** begin **

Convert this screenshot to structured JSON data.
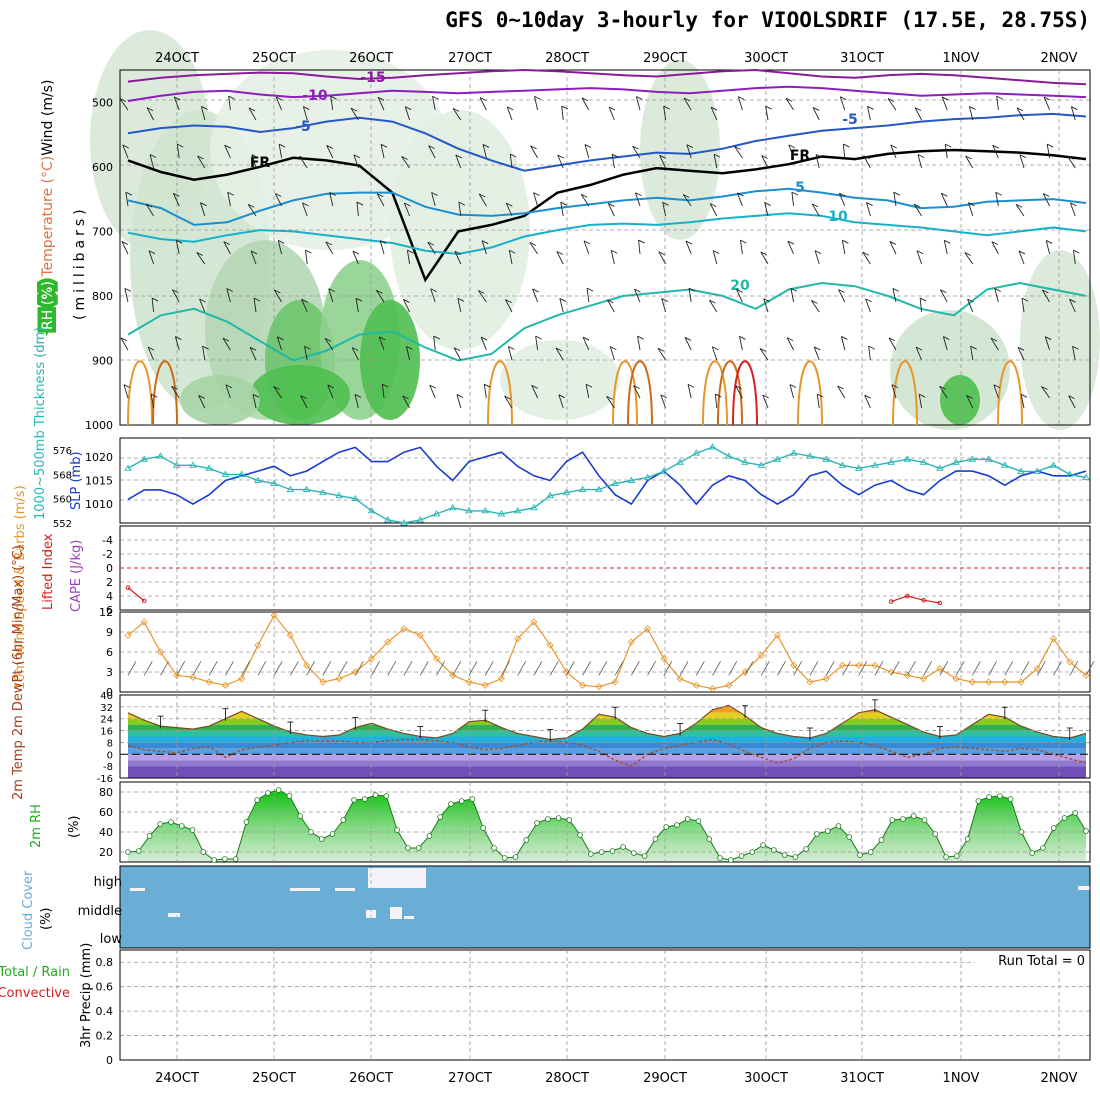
{
  "title": "GFS 0~10day 3-hourly for VIOOLSDRIF (17.5E, 28.75S)",
  "date_ticks": [
    "24OCT",
    "25OCT",
    "26OCT",
    "27OCT",
    "28OCT",
    "29OCT",
    "30OCT",
    "31OCT",
    "1NOV",
    "2NOV"
  ],
  "colors": {
    "rh_fill": "#2eb82e",
    "cloud": "#6aaed6",
    "slp": "#1a3ccf",
    "thick": "#2ab4b4",
    "wind": "#e8962a",
    "li": "#d42020",
    "rh2m": "#22aa22"
  },
  "chart_data": [
    {
      "type": "heatmap",
      "name": "upper-air",
      "ylabel_parts": [
        "RH (%)",
        "Temperature (°C)",
        "Wind (m/s)"
      ],
      "ylabel_unit": "(millibars)",
      "yticks": [
        "500",
        "600",
        "700",
        "800",
        "900",
        "1000"
      ],
      "ylim": [
        1000,
        450
      ],
      "isotherms": [
        {
          "label": "-15",
          "values": [
            468,
            462,
            458,
            456,
            454,
            455,
            460,
            464,
            462,
            458,
            455,
            452,
            450,
            452,
            455,
            458,
            460,
            456,
            452,
            450,
            455,
            460,
            462,
            458,
            456,
            458,
            462,
            466,
            470,
            472
          ]
        },
        {
          "label": "-10",
          "values": [
            498,
            490,
            484,
            482,
            488,
            492,
            490,
            486,
            482,
            484,
            486,
            484,
            482,
            480,
            478,
            480,
            484,
            486,
            482,
            478,
            476,
            478,
            482,
            486,
            490,
            488,
            486,
            488,
            490,
            492
          ]
        },
        {
          "label": "-5",
          "values": [
            548,
            540,
            536,
            538,
            546,
            540,
            530,
            524,
            530,
            548,
            572,
            590,
            606,
            598,
            590,
            584,
            578,
            580,
            572,
            560,
            552,
            544,
            540,
            536,
            530,
            526,
            524,
            520,
            518,
            522
          ]
        },
        {
          "label": "FR",
          "values": [
            590,
            608,
            620,
            612,
            600,
            586,
            590,
            598,
            640,
            775,
            700,
            690,
            676,
            640,
            628,
            612,
            602,
            606,
            610,
            604,
            596,
            584,
            588,
            580,
            576,
            574,
            576,
            578,
            582,
            588
          ]
        },
        {
          "label": "5",
          "values": [
            652,
            664,
            690,
            686,
            668,
            652,
            642,
            640,
            640,
            662,
            674,
            676,
            672,
            664,
            658,
            652,
            648,
            652,
            646,
            638,
            634,
            640,
            648,
            652,
            664,
            662,
            654,
            652,
            650,
            656
          ]
        },
        {
          "label": "10",
          "values": [
            702,
            712,
            716,
            706,
            698,
            700,
            706,
            712,
            718,
            730,
            735,
            725,
            708,
            698,
            690,
            688,
            690,
            686,
            680,
            676,
            672,
            676,
            686,
            690,
            694,
            700,
            706,
            700,
            694,
            700
          ]
        },
        {
          "label": "20",
          "values": [
            860,
            830,
            820,
            840,
            870,
            900,
            885,
            860,
            855,
            880,
            900,
            890,
            850,
            830,
            815,
            800,
            795,
            790,
            800,
            820,
            790,
            780,
            785,
            800,
            820,
            830,
            790,
            780,
            790,
            800
          ]
        }
      ]
    },
    {
      "type": "line",
      "name": "slp-thickness",
      "ylabel_left": "1000~500mb Thickness (dm)",
      "ylabel_right": "SLP (mb)",
      "left_ticks": [
        "576",
        "568",
        "560",
        "552"
      ],
      "right_ticks": [
        "1020",
        "1015",
        "1010"
      ],
      "series": [
        {
          "name": "SLP (mb)",
          "values": [
            1011,
            1013,
            1013,
            1012,
            1010,
            1012,
            1015,
            1016,
            1017,
            1018,
            1016,
            1017,
            1019,
            1021,
            1022,
            1019,
            1019,
            1021,
            1022,
            1018,
            1015,
            1019,
            1020,
            1021,
            1018,
            1016,
            1015,
            1019,
            1021,
            1016,
            1012,
            1010,
            1015,
            1017,
            1014,
            1010,
            1014,
            1016,
            1015,
            1012,
            1010,
            1012,
            1016,
            1017,
            1014,
            1012,
            1014,
            1015,
            1013,
            1012,
            1015,
            1017,
            1017,
            1016,
            1014,
            1016,
            1017,
            1016,
            1016,
            1017
          ]
        },
        {
          "name": "Thickness (dm)",
          "values": [
            570,
            573,
            574,
            571,
            571,
            570,
            568,
            568,
            566,
            565,
            563,
            563,
            562,
            561,
            560,
            556,
            553,
            552,
            553,
            555,
            557,
            556,
            556,
            555,
            556,
            557,
            561,
            562,
            563,
            563,
            565,
            566,
            567,
            569,
            572,
            575,
            577,
            574,
            572,
            571,
            573,
            575,
            574,
            573,
            571,
            570,
            571,
            572,
            573,
            572,
            570,
            572,
            573,
            573,
            571,
            569,
            569,
            571,
            568,
            567
          ]
        }
      ]
    },
    {
      "type": "line",
      "name": "lifted-index",
      "ylabel_left": "Lifted Index",
      "ylabel_right": "CAPE (J/kg)",
      "yticks": [
        "-4",
        "-2",
        "0",
        "2",
        "4",
        "6"
      ],
      "series": [
        {
          "name": "Lifted Index",
          "values": [
            2.8,
            4.7,
            null,
            null,
            null,
            null,
            null,
            null,
            null,
            null,
            null,
            null,
            null,
            null,
            null,
            null,
            null,
            null,
            null,
            null,
            null,
            null,
            null,
            null,
            null,
            null,
            null,
            null,
            null,
            null,
            null,
            null,
            null,
            null,
            null,
            null,
            null,
            null,
            null,
            null,
            null,
            null,
            null,
            null,
            null,
            null,
            null,
            null,
            null,
            null,
            null,
            null,
            null,
            null,
            null,
            null,
            null,
            null,
            null,
            null
          ]
        },
        {
          "name": "Lifted Index 2",
          "values": [
            null,
            null,
            null,
            null,
            null,
            null,
            null,
            null,
            null,
            null,
            null,
            null,
            null,
            null,
            null,
            null,
            null,
            null,
            null,
            null,
            null,
            null,
            null,
            null,
            null,
            null,
            null,
            null,
            null,
            null,
            null,
            null,
            null,
            null,
            null,
            null,
            null,
            null,
            null,
            null,
            null,
            null,
            null,
            null,
            null,
            null,
            null,
            4.8,
            4.0,
            4.6,
            5.0,
            null,
            null,
            null,
            null,
            null,
            null,
            null,
            null,
            null
          ]
        }
      ]
    },
    {
      "type": "line",
      "name": "10m-wind",
      "ylabel": "10m Wind Speed & Barbs (m/s)",
      "yticks": [
        "0",
        "3",
        "6",
        "9",
        "12"
      ],
      "series": [
        {
          "name": "10m Wind Speed",
          "values": [
            8.5,
            10.5,
            6,
            2.5,
            2.2,
            1.5,
            1,
            2,
            7,
            11.5,
            8.5,
            4,
            1.5,
            2,
            3,
            5,
            7.5,
            9.5,
            8.5,
            5,
            2.5,
            1.5,
            1,
            2,
            8,
            10.5,
            7,
            3,
            1,
            0.8,
            1.5,
            7.5,
            9.5,
            5,
            2,
            1,
            0.5,
            1,
            3,
            5.5,
            8.5,
            4,
            1.5,
            2,
            4,
            4,
            4,
            3,
            2.5,
            2,
            3.5,
            2,
            1.5,
            1.5,
            1.5,
            1.5,
            3.5,
            8,
            4.5,
            2.5
          ]
        }
      ]
    },
    {
      "type": "area",
      "name": "2m-temp",
      "ylabel": "2m Temp 2m DewPt (6hr Min/Max) (°C)",
      "yticks": [
        "-16",
        "-8",
        "0",
        "8",
        "16",
        "24",
        "32",
        "40"
      ],
      "series": [
        {
          "name": "2m Temp",
          "values": [
            28,
            23,
            19,
            18,
            17,
            19,
            24,
            29,
            24,
            19,
            15,
            13,
            12,
            13,
            18,
            21,
            17,
            14,
            12,
            11,
            14,
            22,
            23,
            18,
            14,
            12,
            10,
            11,
            17,
            27,
            25,
            18,
            14,
            12,
            14,
            21,
            30,
            33,
            26,
            18,
            14,
            12,
            11,
            14,
            21,
            28,
            30,
            25,
            20,
            15,
            12,
            13,
            20,
            27,
            25,
            19,
            15,
            12,
            11,
            14
          ]
        },
        {
          "name": "2m DewPt",
          "values": [
            6,
            3,
            2,
            1,
            4,
            5,
            -2,
            3,
            5,
            6,
            8,
            9,
            9,
            9,
            8,
            8,
            9,
            10,
            10,
            9,
            8,
            5,
            3,
            4,
            6,
            8,
            9,
            8,
            6,
            2,
            -4,
            -8,
            0,
            4,
            6,
            8,
            10,
            7,
            2,
            -2,
            -6,
            -3,
            4,
            8,
            9,
            8,
            6,
            2,
            -2,
            0,
            4,
            5,
            4,
            3,
            2,
            4,
            3,
            0,
            -3,
            -6
          ]
        }
      ]
    },
    {
      "type": "area",
      "name": "2m-rh",
      "ylabel": "2m RH (%)",
      "yticks": [
        "20",
        "40",
        "60",
        "80"
      ],
      "series": [
        {
          "name": "2m RH",
          "values": [
            20,
            21,
            36,
            48,
            50,
            46,
            42,
            20,
            12,
            13,
            13,
            50,
            72,
            79,
            82,
            76,
            56,
            40,
            33,
            38,
            52,
            72,
            73,
            77,
            76,
            42,
            24,
            24,
            36,
            55,
            68,
            71,
            73,
            44,
            24,
            14,
            15,
            32,
            49,
            53,
            54,
            52,
            37,
            18,
            20,
            21,
            25,
            19,
            16,
            33,
            45,
            47,
            53,
            51,
            33,
            14,
            12,
            16,
            20,
            27,
            22,
            17,
            15,
            23,
            38,
            41,
            46,
            35,
            17,
            20,
            32,
            52,
            53,
            56,
            52,
            38,
            15,
            16,
            33,
            71,
            75,
            76,
            73,
            40,
            19,
            24,
            44,
            54,
            59,
            41
          ]
        }
      ]
    },
    {
      "type": "heatmap",
      "name": "cloud-cover",
      "ylabel": "Cloud Cover (%)",
      "levels": [
        "high",
        "middle",
        "low"
      ]
    },
    {
      "type": "bar",
      "name": "precip",
      "ylabel_parts": [
        "Total / Rain",
        "Convective",
        "3hr Precip (mm)"
      ],
      "yticks": [
        "0",
        "0.2",
        "0.4",
        "0.6",
        "0.8"
      ],
      "run_total": "Run Total = 0",
      "values": []
    }
  ]
}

** end **

Objective: Identify and copy lines that hold the string "DewPt".

Full output:
      "ylabel": "2m Temp 2m DewPt (6hr Min/Max) (°C)",
          "name": "2m DewPt",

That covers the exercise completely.